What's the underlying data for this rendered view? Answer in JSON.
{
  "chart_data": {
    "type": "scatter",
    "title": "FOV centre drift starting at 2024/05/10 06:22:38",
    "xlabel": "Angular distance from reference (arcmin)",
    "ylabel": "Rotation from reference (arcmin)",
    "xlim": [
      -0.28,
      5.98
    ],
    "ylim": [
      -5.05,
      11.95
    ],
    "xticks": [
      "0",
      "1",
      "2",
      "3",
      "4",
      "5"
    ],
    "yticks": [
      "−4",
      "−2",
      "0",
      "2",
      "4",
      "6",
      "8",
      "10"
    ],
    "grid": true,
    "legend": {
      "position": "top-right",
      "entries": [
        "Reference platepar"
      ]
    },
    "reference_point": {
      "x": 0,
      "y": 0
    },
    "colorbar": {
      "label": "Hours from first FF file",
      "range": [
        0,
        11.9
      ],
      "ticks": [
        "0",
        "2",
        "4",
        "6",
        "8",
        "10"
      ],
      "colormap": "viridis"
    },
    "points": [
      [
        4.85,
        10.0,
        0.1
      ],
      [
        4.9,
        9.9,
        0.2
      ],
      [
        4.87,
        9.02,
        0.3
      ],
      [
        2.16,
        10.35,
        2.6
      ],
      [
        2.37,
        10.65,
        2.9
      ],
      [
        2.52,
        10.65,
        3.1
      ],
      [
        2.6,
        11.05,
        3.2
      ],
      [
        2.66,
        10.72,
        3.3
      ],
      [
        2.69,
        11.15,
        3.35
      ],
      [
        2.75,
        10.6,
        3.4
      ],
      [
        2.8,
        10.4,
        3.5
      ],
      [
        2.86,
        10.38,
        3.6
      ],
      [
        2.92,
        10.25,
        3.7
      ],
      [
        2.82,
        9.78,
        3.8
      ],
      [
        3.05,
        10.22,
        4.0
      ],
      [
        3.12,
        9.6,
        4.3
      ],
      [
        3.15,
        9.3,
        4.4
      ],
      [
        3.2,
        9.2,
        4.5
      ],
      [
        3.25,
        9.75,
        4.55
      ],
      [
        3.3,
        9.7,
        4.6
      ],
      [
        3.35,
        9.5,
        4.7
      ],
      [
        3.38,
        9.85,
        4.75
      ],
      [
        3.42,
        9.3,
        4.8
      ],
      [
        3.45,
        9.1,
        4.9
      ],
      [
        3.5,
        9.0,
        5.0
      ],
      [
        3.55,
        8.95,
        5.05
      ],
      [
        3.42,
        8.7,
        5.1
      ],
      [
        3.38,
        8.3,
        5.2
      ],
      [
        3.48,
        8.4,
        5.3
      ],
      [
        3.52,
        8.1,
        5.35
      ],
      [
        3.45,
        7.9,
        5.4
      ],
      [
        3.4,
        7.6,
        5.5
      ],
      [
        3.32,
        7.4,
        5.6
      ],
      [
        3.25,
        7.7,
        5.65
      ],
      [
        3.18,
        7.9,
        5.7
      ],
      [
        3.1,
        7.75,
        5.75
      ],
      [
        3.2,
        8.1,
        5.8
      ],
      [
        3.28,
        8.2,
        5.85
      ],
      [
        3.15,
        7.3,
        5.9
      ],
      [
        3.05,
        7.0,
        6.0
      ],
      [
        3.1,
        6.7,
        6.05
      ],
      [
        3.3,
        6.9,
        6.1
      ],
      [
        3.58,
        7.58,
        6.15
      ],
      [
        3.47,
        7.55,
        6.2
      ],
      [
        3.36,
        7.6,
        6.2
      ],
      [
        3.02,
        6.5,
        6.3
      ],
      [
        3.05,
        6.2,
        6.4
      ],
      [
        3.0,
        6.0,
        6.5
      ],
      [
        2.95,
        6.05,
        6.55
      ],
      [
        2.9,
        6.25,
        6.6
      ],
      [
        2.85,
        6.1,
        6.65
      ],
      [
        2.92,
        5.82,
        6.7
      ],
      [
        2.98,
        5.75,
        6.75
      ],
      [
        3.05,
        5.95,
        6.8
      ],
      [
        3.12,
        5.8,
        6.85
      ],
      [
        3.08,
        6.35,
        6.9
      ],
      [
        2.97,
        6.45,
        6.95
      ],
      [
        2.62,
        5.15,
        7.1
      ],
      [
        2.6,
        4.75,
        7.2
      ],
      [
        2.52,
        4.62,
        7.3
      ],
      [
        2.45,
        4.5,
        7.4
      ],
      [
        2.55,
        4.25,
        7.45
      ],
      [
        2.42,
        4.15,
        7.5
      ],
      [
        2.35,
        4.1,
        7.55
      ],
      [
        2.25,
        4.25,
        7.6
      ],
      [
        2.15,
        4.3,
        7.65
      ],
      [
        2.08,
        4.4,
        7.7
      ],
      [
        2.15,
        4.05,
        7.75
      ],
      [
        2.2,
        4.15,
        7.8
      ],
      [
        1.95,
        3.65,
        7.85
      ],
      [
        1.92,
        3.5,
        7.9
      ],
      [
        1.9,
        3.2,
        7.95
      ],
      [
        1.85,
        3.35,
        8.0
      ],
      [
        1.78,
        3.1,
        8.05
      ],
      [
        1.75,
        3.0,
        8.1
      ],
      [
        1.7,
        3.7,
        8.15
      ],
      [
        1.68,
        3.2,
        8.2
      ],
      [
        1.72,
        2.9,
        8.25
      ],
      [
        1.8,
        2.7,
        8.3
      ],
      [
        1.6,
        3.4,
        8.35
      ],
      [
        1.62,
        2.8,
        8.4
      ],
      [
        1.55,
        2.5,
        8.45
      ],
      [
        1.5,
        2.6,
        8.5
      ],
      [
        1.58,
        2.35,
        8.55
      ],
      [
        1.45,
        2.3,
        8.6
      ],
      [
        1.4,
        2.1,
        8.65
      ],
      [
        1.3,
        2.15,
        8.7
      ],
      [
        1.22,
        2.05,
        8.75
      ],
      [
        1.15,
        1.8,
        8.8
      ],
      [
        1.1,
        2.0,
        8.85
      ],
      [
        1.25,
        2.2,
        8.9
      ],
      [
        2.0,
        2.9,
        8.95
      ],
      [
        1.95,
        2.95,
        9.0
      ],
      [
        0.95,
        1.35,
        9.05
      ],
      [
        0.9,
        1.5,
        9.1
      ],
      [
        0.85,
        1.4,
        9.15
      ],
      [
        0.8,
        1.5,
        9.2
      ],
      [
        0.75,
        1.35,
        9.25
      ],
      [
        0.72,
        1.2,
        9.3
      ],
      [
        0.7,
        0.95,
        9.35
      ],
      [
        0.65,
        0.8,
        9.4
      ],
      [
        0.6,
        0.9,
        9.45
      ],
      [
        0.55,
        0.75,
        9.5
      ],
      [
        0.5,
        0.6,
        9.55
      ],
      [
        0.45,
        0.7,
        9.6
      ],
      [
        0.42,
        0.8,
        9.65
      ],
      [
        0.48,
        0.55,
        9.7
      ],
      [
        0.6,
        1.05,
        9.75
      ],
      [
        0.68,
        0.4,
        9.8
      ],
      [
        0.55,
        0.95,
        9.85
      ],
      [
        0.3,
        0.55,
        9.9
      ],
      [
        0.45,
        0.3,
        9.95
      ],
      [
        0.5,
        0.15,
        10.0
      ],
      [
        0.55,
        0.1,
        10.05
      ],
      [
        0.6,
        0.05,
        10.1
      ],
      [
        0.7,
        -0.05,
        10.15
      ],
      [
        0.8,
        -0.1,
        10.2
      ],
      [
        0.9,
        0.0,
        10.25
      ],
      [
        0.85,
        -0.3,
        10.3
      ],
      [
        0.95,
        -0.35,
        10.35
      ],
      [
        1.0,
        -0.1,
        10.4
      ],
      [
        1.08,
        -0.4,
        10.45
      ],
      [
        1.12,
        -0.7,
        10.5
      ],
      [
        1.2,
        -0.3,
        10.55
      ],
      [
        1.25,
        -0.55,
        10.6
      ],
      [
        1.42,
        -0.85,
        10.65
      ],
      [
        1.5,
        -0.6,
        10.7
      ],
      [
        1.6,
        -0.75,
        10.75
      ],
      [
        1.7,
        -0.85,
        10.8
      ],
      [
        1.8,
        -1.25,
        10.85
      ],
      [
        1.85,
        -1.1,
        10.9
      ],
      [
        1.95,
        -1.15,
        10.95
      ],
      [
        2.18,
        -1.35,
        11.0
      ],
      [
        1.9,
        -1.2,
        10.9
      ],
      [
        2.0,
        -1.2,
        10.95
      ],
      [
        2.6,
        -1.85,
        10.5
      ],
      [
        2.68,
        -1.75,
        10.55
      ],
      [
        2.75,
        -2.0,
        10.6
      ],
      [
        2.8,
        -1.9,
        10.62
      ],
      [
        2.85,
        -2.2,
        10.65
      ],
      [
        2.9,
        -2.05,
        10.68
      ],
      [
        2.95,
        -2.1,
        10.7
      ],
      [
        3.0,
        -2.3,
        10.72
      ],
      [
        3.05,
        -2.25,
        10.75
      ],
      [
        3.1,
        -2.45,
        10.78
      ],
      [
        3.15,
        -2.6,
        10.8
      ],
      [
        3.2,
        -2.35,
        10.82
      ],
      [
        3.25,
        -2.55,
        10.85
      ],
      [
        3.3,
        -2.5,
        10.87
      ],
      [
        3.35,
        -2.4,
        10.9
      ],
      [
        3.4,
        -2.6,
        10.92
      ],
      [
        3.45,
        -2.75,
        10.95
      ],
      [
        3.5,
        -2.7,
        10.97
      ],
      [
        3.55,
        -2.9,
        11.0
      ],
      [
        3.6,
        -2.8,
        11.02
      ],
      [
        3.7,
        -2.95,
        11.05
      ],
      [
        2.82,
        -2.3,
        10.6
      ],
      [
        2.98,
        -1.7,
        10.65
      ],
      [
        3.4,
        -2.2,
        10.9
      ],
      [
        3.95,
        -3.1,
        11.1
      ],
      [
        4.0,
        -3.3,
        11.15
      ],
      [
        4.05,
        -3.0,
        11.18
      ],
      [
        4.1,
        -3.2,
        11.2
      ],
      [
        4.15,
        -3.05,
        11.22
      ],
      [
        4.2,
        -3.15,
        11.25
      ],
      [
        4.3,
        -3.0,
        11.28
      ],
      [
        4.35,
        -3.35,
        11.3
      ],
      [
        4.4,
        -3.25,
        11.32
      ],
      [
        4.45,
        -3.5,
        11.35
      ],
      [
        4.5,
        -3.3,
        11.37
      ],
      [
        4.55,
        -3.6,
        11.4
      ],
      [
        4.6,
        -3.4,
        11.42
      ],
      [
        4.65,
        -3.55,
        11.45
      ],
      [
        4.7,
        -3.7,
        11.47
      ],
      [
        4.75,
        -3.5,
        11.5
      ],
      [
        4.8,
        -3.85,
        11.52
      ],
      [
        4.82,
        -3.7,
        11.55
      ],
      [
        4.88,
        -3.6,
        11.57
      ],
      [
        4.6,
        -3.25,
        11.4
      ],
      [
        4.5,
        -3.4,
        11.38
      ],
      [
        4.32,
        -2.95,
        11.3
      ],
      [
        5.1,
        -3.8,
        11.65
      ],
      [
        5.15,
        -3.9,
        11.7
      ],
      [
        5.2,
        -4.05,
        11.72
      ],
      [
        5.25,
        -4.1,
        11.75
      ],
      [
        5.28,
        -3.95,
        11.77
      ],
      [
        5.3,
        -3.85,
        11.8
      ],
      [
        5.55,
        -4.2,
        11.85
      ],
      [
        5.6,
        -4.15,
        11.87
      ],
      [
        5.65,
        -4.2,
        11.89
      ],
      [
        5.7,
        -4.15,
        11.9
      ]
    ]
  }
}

════════

- To do:
Work out how many lines above have the string "from" in them, and give only the number.

- Reply:
3